### Input for this task

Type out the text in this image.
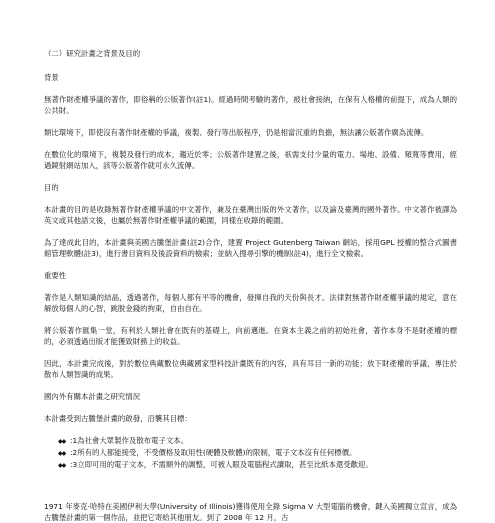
（二）研究計畫之背景及目的
背景

無著作財產權爭議的著作，即俗稱的公版著作(註1)。經過時間考驗的著作，被社會接納，在保有人格權的前提下，成為人類的公共財。

類比環境下，即使沒有著作財產權的爭議，複製、發行等出版程序，仍是相當沉重的負擔，無法讓公版著作廣為流傳。

在數位化的環境下，複製及發行的成本，趨近於零；公版著作建置之後，祇需支付少量的電力、場地、設備、頻寬等費用，經過鏡射網站加入，該等公版著作就可永久流傳。

目的

本計畫的目的是收錄無著作財產權爭議的中文著作，兼及在臺灣出版的外文著作，以及論及臺灣的國外著作。中文著作被譯為英文或其他語文後，也屬於無著作財產權爭議的範圍，同樣在收錄的範圍。

為了達成此目的，本計畫與美國古騰堡計畫(註2)合作，建置 Project Gutenberg Taiwan 網站，採用GPL 授權的整合式圖書館管理軟體(註3)，進行書目資料及後設資料的檢索；並納入搜尋引擎的機制(註4)，進行全文檢索。

重要性

著作是人類知識的結晶，透過著作，每個人都有平等的機會，發揮自我的天份與長才。法律對無著作財產權爭議的規定，意在解放每個人的心智，跳脫金錢的拘束，自由自在。

將公版著作匯集一堂，有利於人類社會在既有的基礎上，向前邁進。在資本主義之前的初始社會，著作本身不是財產權的標的，必須透過出版才能獲致財務上的收益。

因此，本計畫完成後，對於數位典藏數位典藏國家型科技計畫既有的內容，具有耳目一新的功能；放下財產權的爭議，專注於散布人類智識的成果。

國內外有關本計畫之研究情況

本計畫受到古騰堡計畫的啟發，沿襲其目標：

◆◆ :1為社會大眾製作及散布電子文本。
◆◆ :2所有的人都能接受，不受價格及取用性(硬體及軟體)的限制，電子文本沒有任何標價。
◆◆ :3立即可用的電子文本，不需額外的調整，可被人眼及電腦程式讀取，甚至比紙本還受歡迎。

1971 年麥克·哈特在美國伊利大學(University of Illinois)獲得使用全錄 Sigma V 大型電腦的機會，鍵入美國獨立宣言，成為古騰堡計畫的第一個作品，並把它寄給其他朋友。到了 2008 年 12 月，古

######

→ **Exercise description**: Copy the data exactly. Any picture it contains is to be omitted.

→ **Task result**:
Type out the text in this image.
（二）研究計畫之背景及目的
背景

無著作財產權爭議的著作，即俗稱的公版著作(註1)。經過時間考驗的著作，被社會接納，在保有人格權的前提下，成為人類的公共財。

類比環境下，即使沒有著作財產權的爭議，複製、發行等出版程序，仍是相當沉重的負擔，無法讓公版著作廣為流傳。

在數位化的環境下，複製及發行的成本，趨近於零；公版著作建置之後，祇需支付少量的電力、場地、設備、頻寬等費用，經過鏡射網站加入，該等公版著作就可永久流傳。

目的

本計畫的目的是收錄無著作財產權爭議的中文著作，兼及在臺灣出版的外文著作，以及論及臺灣的國外著作。中文著作被譯為英文或其他語文後，也屬於無著作財產權爭議的範圍，同樣在收錄的範圍。

為了達成此目的，本計畫與美國古騰堡計畫(註2)合作，建置 Project Gutenberg Taiwan 網站，採用GPL 授權的整合式圖書館管理軟體(註3)，進行書目資料及後設資料的檢索；並納入搜尋引擎的機制(註4)，進行全文檢索。

重要性

著作是人類知識的結晶，透過著作，每個人都有平等的機會，發揮自我的天份與長才。法律對無著作財產權爭議的規定，意在解放每個人的心智，跳脫金錢的拘束，自由自在。

將公版著作匯集一堂，有利於人類社會在既有的基礎上，向前邁進。在資本主義之前的初始社會，著作本身不是財產權的標的，必須透過出版才能獲致財務上的收益。

因此，本計畫完成後，對於數位典藏數位典藏國家型科技計畫既有的內容，具有耳目一新的功能；放下財產權的爭議，專注於散布人類智識的成果。

國內外有關本計畫之研究情況

本計畫受到古騰堡計畫的啟發，沿襲其目標：

◆◆ :1為社會大眾製作及散布電子文本。
◆◆ :2所有的人都能接受，不受價格及取用性(硬體及軟體)的限制，電子文本沒有任何標價。
◆◆ :3立即可用的電子文本，不需額外的調整，可被人眼及電腦程式讀取，甚至比紙本還受歡迎。

1971 年麥克·哈特在美國伊利大學(University of Illinois)獲得使用全錄 Sigma V 大型電腦的機會，鍵入美國獨立宣言，成為古騰堡計畫的第一個作品，並把它寄給其他朋友。到了 2008 年 12 月，古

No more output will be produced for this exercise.